Lines of data:
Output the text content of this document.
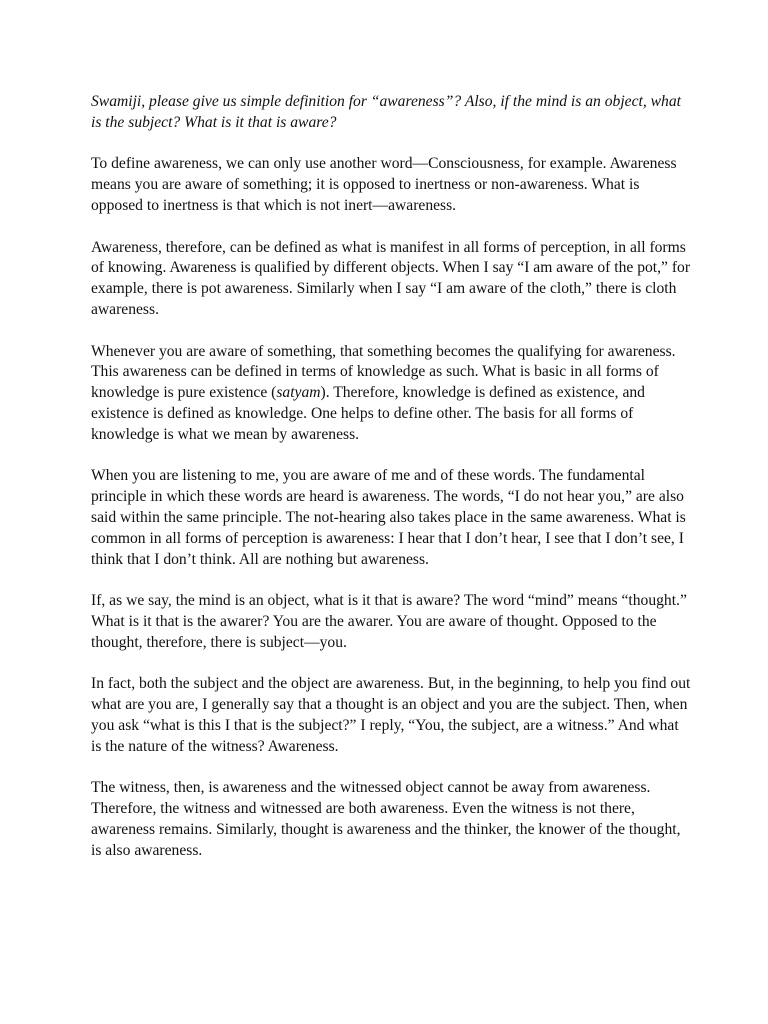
Swamiji, please give us simple definition for “awareness”? Also, if the mind is an object, what is the subject? What is it that is aware?

To define awareness, we can only use another word—Consciousness, for example. Awareness means you are aware of something; it is opposed to inertness or non-awareness. What is opposed to inertness is that which is not inert—awareness.

Awareness, therefore, can be defined as what is manifest in all forms of perception, in all forms of knowing. Awareness is qualified by different objects. When I say “I am aware of the pot,” for example, there is pot awareness. Similarly when I say “I am aware of the cloth,” there is cloth awareness.

Whenever you are aware of something, that something becomes the qualifying for awareness. This awareness can be defined in terms of knowledge as such. What is basic in all forms of knowledge is pure existence (satyam). Therefore, knowledge is defined as existence, and existence is defined as knowledge. One helps to define other. The basis for all forms of knowledge is what we mean by awareness.

When you are listening to me, you are aware of me and of these words. The fundamental principle in which these words are heard is awareness. The words, “I do not hear you,” are also said within the same principle. The not-hearing also takes place in the same awareness. What is common in all forms of perception is awareness: I hear that I don’t hear, I see that I don’t see, I think that I don’t think. All are nothing but awareness.

If, as we say, the mind is an object, what is it that is aware? The word “mind” means “thought.” What is it that is the awarer? You are the awarer. You are aware of thought. Opposed to the thought, therefore, there is subject—you.

In fact, both the subject and the object are awareness. But, in the beginning, to help you find out what are you are, I generally say that a thought is an object and you are the subject. Then, when you ask “what is this I that is the subject?” I reply, “You, the subject, are a witness.” And what is the nature of the witness? Awareness.

The witness, then, is awareness and the witnessed object cannot be away from awareness. Therefore, the witness and witnessed are both awareness. Even the witness is not there, awareness remains. Similarly, thought is awareness and the thinker, the knower of the thought, is also awareness.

# TASK TO COMPLETE
Copy each line that contains the word "forms".

# RESPONSE
Awareness, therefore, can be defined as what is manifest in all forms of perception, in all forms of knowing. Awareness is qualified by different objects. When I say “I am aware of the pot,” for example, there is pot awareness. Similarly when I say “I am aware of the cloth,” there is cloth awareness.
Whenever you are aware of something, that something becomes the qualifying for awareness. This awareness can be defined in terms of knowledge as such. What is basic in all forms of knowledge is pure existence (satyam). Therefore, knowledge is defined as existence, and existence is defined as knowledge. One helps to define other. The basis for all forms of knowledge is what we mean by awareness.
When you are listening to me, you are aware of me and of these words. The fundamental principle in which these words are heard is awareness. The words, “I do not hear you,” are also said within the same principle. The not-hearing also takes place in the same awareness. What is common in all forms of perception is awareness: I hear that I don’t hear, I see that I don’t see, I think that I don’t think. All are nothing but awareness.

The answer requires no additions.